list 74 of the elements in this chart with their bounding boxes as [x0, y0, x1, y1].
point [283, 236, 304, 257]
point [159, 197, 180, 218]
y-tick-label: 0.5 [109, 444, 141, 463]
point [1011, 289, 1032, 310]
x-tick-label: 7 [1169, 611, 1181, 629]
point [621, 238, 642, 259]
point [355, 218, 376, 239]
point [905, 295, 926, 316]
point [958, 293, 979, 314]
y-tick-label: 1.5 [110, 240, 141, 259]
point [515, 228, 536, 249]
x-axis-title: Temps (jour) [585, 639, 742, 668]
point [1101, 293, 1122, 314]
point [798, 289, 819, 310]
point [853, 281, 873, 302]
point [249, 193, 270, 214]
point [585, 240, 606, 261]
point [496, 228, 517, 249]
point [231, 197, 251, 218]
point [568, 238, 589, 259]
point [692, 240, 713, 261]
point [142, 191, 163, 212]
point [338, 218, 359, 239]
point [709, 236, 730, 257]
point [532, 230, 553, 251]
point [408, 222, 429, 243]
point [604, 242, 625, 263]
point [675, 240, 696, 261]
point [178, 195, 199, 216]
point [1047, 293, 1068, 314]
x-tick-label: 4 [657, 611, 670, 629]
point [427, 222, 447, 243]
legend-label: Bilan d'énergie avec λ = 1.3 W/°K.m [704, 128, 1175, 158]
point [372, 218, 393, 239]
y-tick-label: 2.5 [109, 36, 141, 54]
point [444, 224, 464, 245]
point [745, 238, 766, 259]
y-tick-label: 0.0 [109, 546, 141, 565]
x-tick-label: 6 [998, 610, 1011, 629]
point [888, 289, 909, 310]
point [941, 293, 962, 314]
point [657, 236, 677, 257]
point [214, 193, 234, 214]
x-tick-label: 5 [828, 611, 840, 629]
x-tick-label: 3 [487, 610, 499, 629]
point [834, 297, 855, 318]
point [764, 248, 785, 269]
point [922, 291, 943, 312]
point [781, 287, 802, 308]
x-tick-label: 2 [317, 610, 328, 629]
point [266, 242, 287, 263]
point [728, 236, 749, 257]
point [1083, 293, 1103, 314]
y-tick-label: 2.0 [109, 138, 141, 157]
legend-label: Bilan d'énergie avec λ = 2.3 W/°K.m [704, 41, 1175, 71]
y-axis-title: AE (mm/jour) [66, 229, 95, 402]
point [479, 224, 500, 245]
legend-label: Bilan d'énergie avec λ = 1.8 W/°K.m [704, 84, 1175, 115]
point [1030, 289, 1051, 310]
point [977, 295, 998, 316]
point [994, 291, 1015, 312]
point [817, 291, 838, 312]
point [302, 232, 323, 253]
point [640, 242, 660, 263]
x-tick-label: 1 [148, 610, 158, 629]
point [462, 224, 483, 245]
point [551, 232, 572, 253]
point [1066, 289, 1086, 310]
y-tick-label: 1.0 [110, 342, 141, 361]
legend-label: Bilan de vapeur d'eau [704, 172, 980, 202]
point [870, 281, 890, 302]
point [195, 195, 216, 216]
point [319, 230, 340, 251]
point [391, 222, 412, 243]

YOUR GOAL |
Reproduce the records word for word, from the first line up to and including the line with "point [585, 240, 606, 261]".

ANSWER IN FULL |
list 74 of the elements in this chart with their bounding boxes as [x0, y0, x1, y1].
point [283, 236, 304, 257]
point [159, 197, 180, 218]
y-tick-label: 0.5 [109, 444, 141, 463]
point [1011, 289, 1032, 310]
x-tick-label: 7 [1169, 611, 1181, 629]
point [621, 238, 642, 259]
point [355, 218, 376, 239]
point [905, 295, 926, 316]
point [958, 293, 979, 314]
y-tick-label: 1.5 [110, 240, 141, 259]
point [515, 228, 536, 249]
x-axis-title: Temps (jour) [585, 639, 742, 668]
point [1101, 293, 1122, 314]
point [798, 289, 819, 310]
point [853, 281, 873, 302]
point [249, 193, 270, 214]
point [585, 240, 606, 261]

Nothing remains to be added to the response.